# [Written request]
Transcribe the listing word for word.

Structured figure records
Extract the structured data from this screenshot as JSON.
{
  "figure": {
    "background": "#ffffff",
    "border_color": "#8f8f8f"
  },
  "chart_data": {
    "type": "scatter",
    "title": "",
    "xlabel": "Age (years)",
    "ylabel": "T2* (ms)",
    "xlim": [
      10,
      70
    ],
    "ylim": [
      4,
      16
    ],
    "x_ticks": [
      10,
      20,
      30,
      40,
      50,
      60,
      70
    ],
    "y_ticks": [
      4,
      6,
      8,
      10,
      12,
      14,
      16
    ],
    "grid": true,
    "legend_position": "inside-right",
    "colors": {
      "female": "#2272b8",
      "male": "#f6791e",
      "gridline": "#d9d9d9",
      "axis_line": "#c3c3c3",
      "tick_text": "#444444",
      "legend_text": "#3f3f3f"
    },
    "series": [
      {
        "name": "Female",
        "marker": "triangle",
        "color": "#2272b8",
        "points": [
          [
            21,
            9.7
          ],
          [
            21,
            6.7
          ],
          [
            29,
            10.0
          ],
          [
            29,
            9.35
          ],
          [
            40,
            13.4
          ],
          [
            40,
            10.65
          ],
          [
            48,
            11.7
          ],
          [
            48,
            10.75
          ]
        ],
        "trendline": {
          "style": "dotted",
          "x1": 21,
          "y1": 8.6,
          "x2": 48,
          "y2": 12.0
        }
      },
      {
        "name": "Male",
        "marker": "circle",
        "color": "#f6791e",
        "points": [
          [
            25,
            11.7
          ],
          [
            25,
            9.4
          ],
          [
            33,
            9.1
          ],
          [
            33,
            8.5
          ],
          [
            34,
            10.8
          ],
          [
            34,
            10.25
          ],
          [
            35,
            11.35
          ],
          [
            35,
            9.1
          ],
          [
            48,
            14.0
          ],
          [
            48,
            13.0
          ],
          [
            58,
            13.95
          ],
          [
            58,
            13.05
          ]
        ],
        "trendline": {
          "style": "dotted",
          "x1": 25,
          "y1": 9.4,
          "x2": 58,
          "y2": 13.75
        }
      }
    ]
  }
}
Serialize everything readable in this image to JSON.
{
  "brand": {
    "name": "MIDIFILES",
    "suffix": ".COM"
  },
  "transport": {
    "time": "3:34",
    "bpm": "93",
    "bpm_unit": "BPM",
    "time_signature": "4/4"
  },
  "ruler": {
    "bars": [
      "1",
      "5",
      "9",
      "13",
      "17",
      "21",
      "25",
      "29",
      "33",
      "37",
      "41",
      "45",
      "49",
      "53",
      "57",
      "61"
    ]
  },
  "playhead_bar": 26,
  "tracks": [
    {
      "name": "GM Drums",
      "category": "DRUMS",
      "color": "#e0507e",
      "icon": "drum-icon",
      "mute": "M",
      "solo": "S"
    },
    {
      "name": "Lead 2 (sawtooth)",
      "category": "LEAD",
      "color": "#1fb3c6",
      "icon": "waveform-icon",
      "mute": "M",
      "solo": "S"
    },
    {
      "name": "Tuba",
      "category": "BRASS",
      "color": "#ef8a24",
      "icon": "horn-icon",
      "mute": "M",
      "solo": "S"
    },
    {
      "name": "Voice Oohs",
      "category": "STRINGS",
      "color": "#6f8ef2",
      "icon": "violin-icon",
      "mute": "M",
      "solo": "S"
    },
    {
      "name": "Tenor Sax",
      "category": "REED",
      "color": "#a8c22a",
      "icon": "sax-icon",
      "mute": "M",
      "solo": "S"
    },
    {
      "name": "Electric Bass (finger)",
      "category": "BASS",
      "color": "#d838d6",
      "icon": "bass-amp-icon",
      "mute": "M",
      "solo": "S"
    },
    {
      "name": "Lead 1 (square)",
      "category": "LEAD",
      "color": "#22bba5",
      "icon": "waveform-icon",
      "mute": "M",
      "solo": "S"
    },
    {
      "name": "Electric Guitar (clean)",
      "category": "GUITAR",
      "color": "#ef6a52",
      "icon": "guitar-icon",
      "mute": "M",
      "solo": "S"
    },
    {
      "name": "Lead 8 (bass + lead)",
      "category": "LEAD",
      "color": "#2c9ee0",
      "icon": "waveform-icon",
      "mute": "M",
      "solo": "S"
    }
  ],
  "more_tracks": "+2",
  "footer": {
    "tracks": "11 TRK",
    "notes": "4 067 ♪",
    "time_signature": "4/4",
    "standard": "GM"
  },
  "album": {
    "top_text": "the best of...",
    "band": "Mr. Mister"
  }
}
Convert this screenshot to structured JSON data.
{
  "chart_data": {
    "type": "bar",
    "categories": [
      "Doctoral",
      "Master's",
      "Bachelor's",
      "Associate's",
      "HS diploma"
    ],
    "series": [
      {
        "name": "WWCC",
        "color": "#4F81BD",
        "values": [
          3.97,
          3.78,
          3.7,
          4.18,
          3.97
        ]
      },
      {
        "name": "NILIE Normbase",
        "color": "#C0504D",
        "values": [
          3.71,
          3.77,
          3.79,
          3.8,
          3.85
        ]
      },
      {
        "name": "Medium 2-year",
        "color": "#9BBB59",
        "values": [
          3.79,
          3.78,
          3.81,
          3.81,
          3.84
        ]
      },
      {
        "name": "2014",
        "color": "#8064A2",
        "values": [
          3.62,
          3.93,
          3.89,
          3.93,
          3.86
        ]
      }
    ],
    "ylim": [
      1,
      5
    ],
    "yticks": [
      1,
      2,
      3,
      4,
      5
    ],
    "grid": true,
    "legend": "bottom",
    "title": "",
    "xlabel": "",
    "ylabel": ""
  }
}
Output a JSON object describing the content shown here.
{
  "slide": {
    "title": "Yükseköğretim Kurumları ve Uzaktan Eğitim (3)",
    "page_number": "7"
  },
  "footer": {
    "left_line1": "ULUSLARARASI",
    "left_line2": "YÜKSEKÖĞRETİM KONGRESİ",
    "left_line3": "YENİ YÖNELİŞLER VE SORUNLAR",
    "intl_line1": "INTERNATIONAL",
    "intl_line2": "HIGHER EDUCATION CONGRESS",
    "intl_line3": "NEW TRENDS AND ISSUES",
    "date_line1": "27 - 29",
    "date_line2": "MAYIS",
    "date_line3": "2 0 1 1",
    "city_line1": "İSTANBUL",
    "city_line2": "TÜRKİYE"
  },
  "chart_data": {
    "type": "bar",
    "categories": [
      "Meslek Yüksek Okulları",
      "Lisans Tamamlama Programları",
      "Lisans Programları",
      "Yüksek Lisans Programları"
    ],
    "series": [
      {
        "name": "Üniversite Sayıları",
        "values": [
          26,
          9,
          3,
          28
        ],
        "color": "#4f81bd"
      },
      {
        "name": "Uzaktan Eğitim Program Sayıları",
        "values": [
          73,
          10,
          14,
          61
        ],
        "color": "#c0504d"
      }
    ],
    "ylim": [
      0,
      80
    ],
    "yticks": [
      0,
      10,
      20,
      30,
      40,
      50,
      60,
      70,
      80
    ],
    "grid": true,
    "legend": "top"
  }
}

# [Reply]
Extract the structured data from this screenshot as JSON.
{
  "figure": {
    "background": "#ffffff",
    "border_color": "#8f8f8f"
  },
  "chart_data": {
    "type": "scatter",
    "title": "",
    "xlabel": "Age (years)",
    "ylabel": "T2* (ms)",
    "xlim": [
      10,
      70
    ],
    "ylim": [
      4,
      16
    ],
    "x_ticks": [
      10,
      20,
      30,
      40,
      50,
      60,
      70
    ],
    "y_ticks": [
      4,
      6,
      8,
      10,
      12,
      14,
      16
    ],
    "grid": true,
    "legend_position": "inside-right",
    "colors": {
      "female": "#2272b8",
      "male": "#f6791e",
      "gridline": "#d9d9d9",
      "axis_line": "#c3c3c3",
      "tick_text": "#444444",
      "legend_text": "#3f3f3f"
    },
    "series": [
      {
        "name": "Female",
        "marker": "triangle",
        "color": "#2272b8",
        "points": [
          [
            21,
            9.7
          ],
          [
            21,
            6.7
          ],
          [
            29,
            10.0
          ],
          [
            29,
            9.35
          ],
          [
            40,
            13.4
          ],
          [
            40,
            10.65
          ],
          [
            48,
            11.7
          ],
          [
            48,
            10.75
          ]
        ],
        "trendline": {
          "style": "dotted",
          "x1": 21,
          "y1": 8.6,
          "x2": 48,
          "y2": 12.0
        }
      },
      {
        "name": "Male",
        "marker": "circle",
        "color": "#f6791e",
        "points": [
          [
            25,
            11.7
          ],
          [
            25,
            9.4
          ],
          [
            33,
            9.1
          ],
          [
            33,
            8.5
          ],
          [
            34,
            10.8
          ],
          [
            34,
            10.25
          ],
          [
            35,
            11.35
          ],
          [
            35,
            9.1
          ],
          [
            48,
            14.0
          ],
          [
            48,
            13.0
          ],
          [
            58,
            13.95
          ],
          [
            58,
            13.05
          ]
        ],
        "trendline": {
          "style": "dotted",
          "x1": 25,
          "y1": 9.4,
          "x2": 58,
          "y2": 13.75
        }
      }
    ]
  }
}
Serialize everything readable in this image to JSON.
{
  "brand": {
    "name": "MIDIFILES",
    "suffix": ".COM"
  },
  "transport": {
    "time": "3:34",
    "bpm": "93",
    "bpm_unit": "BPM",
    "time_signature": "4/4"
  },
  "ruler": {
    "bars": [
      "1",
      "5",
      "9",
      "13",
      "17",
      "21",
      "25",
      "29",
      "33",
      "37",
      "41",
      "45",
      "49",
      "53",
      "57",
      "61"
    ]
  },
  "playhead_bar": 26,
  "tracks": [
    {
      "name": "GM Drums",
      "category": "DRUMS",
      "color": "#e0507e",
      "icon": "drum-icon",
      "mute": "M",
      "solo": "S"
    },
    {
      "name": "Lead 2 (sawtooth)",
      "category": "LEAD",
      "color": "#1fb3c6",
      "icon": "waveform-icon",
      "mute": "M",
      "solo": "S"
    },
    {
      "name": "Tuba",
      "category": "BRASS",
      "color": "#ef8a24",
      "icon": "horn-icon",
      "mute": "M",
      "solo": "S"
    },
    {
      "name": "Voice Oohs",
      "category": "STRINGS",
      "color": "#6f8ef2",
      "icon": "violin-icon",
      "mute": "M",
      "solo": "S"
    },
    {
      "name": "Tenor Sax",
      "category": "REED",
      "color": "#a8c22a",
      "icon": "sax-icon",
      "mute": "M",
      "solo": "S"
    },
    {
      "name": "Electric Bass (finger)",
      "category": "BASS",
      "color": "#d838d6",
      "icon": "bass-amp-icon",
      "mute": "M",
      "solo": "S"
    },
    {
      "name": "Lead 1 (square)",
      "category": "LEAD",
      "color": "#22bba5",
      "icon": "waveform-icon",
      "mute": "M",
      "solo": "S"
    },
    {
      "name": "Electric Guitar (clean)",
      "category": "GUITAR",
      "color": "#ef6a52",
      "icon": "guitar-icon",
      "mute": "M",
      "solo": "S"
    },
    {
      "name": "Lead 8 (bass + lead)",
      "category": "LEAD",
      "color": "#2c9ee0",
      "icon": "waveform-icon",
      "mute": "M",
      "solo": "S"
    }
  ],
  "more_tracks": "+2",
  "footer": {
    "tracks": "11 TRK",
    "notes": "4 067 ♪",
    "time_signature": "4/4",
    "standard": "GM"
  },
  "album": {
    "top_text": "the best of...",
    "band": "Mr. Mister"
  }
}
Convert this screenshot to structured JSON data.
{
  "chart_data": {
    "type": "bar",
    "categories": [
      "Doctoral",
      "Master's",
      "Bachelor's",
      "Associate's",
      "HS diploma"
    ],
    "series": [
      {
        "name": "WWCC",
        "color": "#4F81BD",
        "values": [
          3.97,
          3.78,
          3.7,
          4.18,
          3.97
        ]
      },
      {
        "name": "NILIE Normbase",
        "color": "#C0504D",
        "values": [
          3.71,
          3.77,
          3.79,
          3.8,
          3.85
        ]
      },
      {
        "name": "Medium 2-year",
        "color": "#9BBB59",
        "values": [
          3.79,
          3.78,
          3.81,
          3.81,
          3.84
        ]
      },
      {
        "name": "2014",
        "color": "#8064A2",
        "values": [
          3.62,
          3.93,
          3.89,
          3.93,
          3.86
        ]
      }
    ],
    "ylim": [
      1,
      5
    ],
    "yticks": [
      1,
      2,
      3,
      4,
      5
    ],
    "grid": true,
    "legend": "bottom",
    "title": "",
    "xlabel": "",
    "ylabel": ""
  }
}
Output a JSON object describing the content shown here.
{
  "slide": {
    "title": "Yükseköğretim Kurumları ve Uzaktan Eğitim (3)",
    "page_number": "7"
  },
  "footer": {
    "left_line1": "ULUSLARARASI",
    "left_line2": "YÜKSEKÖĞRETİM KONGRESİ",
    "left_line3": "YENİ YÖNELİŞLER VE SORUNLAR",
    "intl_line1": "INTERNATIONAL",
    "intl_line2": "HIGHER EDUCATION CONGRESS",
    "intl_line3": "NEW TRENDS AND ISSUES",
    "date_line1": "27 - 29",
    "date_line2": "MAYIS",
    "date_line3": "2 0 1 1",
    "city_line1": "İSTANBUL",
    "city_line2": "TÜRKİYE"
  },
  "chart_data": {
    "type": "bar",
    "categories": [
      "Meslek Yüksek Okulları",
      "Lisans Tamamlama Programları",
      "Lisans Programları",
      "Yüksek Lisans Programları"
    ],
    "series": [
      {
        "name": "Üniversite Sayıları",
        "values": [
          26,
          9,
          3,
          28
        ],
        "color": "#4f81bd"
      },
      {
        "name": "Uzaktan Eğitim Program Sayıları",
        "values": [
          73,
          10,
          14,
          61
        ],
        "color": "#c0504d"
      }
    ],
    "ylim": [
      0,
      80
    ],
    "yticks": [
      0,
      10,
      20,
      30,
      40,
      50,
      60,
      70,
      80
    ],
    "grid": true,
    "legend": "top"
  }
}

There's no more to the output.